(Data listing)
..........
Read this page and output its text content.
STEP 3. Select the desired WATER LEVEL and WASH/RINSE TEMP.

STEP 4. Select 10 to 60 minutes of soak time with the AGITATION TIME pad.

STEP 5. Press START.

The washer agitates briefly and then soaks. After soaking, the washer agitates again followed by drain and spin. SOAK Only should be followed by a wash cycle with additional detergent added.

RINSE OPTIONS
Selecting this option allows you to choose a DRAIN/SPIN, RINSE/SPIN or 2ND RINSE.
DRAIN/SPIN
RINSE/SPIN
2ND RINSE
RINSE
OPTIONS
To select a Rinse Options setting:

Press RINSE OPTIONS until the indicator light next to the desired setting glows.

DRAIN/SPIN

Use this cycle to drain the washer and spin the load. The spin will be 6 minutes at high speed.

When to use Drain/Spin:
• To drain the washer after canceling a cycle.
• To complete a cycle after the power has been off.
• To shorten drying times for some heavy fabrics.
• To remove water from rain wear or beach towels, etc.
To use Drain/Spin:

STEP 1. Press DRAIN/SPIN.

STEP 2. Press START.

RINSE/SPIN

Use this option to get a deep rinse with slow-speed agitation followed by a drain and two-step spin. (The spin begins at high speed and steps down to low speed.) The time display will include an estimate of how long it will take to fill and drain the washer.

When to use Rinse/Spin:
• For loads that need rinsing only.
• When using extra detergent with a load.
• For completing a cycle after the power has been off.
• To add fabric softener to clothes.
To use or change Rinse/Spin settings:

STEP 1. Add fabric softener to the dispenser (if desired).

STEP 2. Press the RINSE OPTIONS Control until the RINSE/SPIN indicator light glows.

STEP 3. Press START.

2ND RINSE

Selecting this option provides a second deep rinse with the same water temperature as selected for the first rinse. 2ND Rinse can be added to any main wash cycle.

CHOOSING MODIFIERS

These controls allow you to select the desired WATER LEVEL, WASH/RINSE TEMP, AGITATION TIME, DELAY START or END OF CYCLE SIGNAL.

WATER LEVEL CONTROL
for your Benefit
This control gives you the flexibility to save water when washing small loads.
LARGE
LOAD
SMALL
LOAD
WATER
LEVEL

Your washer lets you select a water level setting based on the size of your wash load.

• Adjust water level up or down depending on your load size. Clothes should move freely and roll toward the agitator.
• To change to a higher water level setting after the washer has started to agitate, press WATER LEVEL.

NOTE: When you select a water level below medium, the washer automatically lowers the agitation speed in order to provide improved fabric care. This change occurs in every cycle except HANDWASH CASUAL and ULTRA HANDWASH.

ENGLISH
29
..........
Gather all the lines that include the word "with" and copy them out.

STEP 4. Select 10 to 60 minutes of soak time with the AGITATION TIME pad.
The washer agitates briefly and then soaks. After soaking, the washer agitates again followed by drain and spin. SOAK Only should be followed by a wash cycle with additional detergent added.
Use this option to get a deep rinse with slow-speed agitation followed by a drain and two-step spin. (The spin begins at high speed and steps down to low speed.) The time display will include an estimate of how long it will take to fill and drain the washer.
• When using extra detergent with a load.
Selecting this option provides a second deep rinse with the same water temperature as selected for the first rinse. 2ND Rinse can be added to any main wash cycle.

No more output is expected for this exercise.